Work order: Your task is to return all the entries below exactly, with every picture omitted.

Source material:
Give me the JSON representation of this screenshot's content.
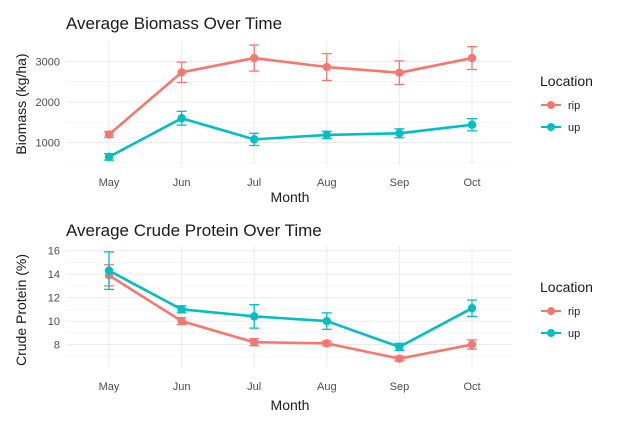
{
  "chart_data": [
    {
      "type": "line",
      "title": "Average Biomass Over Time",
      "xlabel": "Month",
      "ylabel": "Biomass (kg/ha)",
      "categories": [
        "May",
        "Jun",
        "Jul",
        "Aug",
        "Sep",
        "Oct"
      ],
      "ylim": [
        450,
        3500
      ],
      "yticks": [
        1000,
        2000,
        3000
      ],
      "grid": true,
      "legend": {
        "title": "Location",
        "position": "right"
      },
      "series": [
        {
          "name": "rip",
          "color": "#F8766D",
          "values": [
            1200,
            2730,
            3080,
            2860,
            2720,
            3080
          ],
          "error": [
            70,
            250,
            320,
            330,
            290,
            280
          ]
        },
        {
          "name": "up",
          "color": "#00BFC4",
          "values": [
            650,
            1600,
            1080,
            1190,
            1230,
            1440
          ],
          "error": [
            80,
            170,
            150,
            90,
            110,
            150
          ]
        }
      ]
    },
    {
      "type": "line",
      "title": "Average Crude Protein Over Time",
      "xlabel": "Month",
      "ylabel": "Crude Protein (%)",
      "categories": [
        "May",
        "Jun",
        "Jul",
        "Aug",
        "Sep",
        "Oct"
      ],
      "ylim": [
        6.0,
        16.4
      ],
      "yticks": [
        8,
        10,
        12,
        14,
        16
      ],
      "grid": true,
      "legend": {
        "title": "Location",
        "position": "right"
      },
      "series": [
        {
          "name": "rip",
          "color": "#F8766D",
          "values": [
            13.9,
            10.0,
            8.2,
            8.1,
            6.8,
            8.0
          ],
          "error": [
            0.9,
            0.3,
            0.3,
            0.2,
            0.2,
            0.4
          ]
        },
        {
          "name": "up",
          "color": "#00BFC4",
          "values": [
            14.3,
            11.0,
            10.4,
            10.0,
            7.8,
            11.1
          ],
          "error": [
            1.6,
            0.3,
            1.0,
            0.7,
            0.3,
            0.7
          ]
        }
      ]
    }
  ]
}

Solution:
Give me the JSON representation of this screenshot's content.
{
  "chart_data": [
    {
      "type": "line",
      "title": "Average Biomass Over Time",
      "xlabel": "Month",
      "ylabel": "Biomass (kg/ha)",
      "categories": [
        "May",
        "Jun",
        "Jul",
        "Aug",
        "Sep",
        "Oct"
      ],
      "ylim": [
        450,
        3500
      ],
      "yticks": [
        1000,
        2000,
        3000
      ],
      "grid": true,
      "legend": {
        "title": "Location",
        "position": "right"
      },
      "series": [
        {
          "name": "rip",
          "color": "#F8766D",
          "values": [
            1200,
            2730,
            3080,
            2860,
            2720,
            3080
          ],
          "error": [
            70,
            250,
            320,
            330,
            290,
            280
          ]
        },
        {
          "name": "up",
          "color": "#00BFC4",
          "values": [
            650,
            1600,
            1080,
            1190,
            1230,
            1440
          ],
          "error": [
            80,
            170,
            150,
            90,
            110,
            150
          ]
        }
      ]
    },
    {
      "type": "line",
      "title": "Average Crude Protein Over Time",
      "xlabel": "Month",
      "ylabel": "Crude Protein (%)",
      "categories": [
        "May",
        "Jun",
        "Jul",
        "Aug",
        "Sep",
        "Oct"
      ],
      "ylim": [
        6.0,
        16.4
      ],
      "yticks": [
        8,
        10,
        12,
        14,
        16
      ],
      "grid": true,
      "legend": {
        "title": "Location",
        "position": "right"
      },
      "series": [
        {
          "name": "rip",
          "color": "#F8766D",
          "values": [
            13.9,
            10.0,
            8.2,
            8.1,
            6.8,
            8.0
          ],
          "error": [
            0.9,
            0.3,
            0.3,
            0.2,
            0.2,
            0.4
          ]
        },
        {
          "name": "up",
          "color": "#00BFC4",
          "values": [
            14.3,
            11.0,
            10.4,
            10.0,
            7.8,
            11.1
          ],
          "error": [
            1.6,
            0.3,
            1.0,
            0.7,
            0.3,
            0.7
          ]
        }
      ]
    }
  ]
}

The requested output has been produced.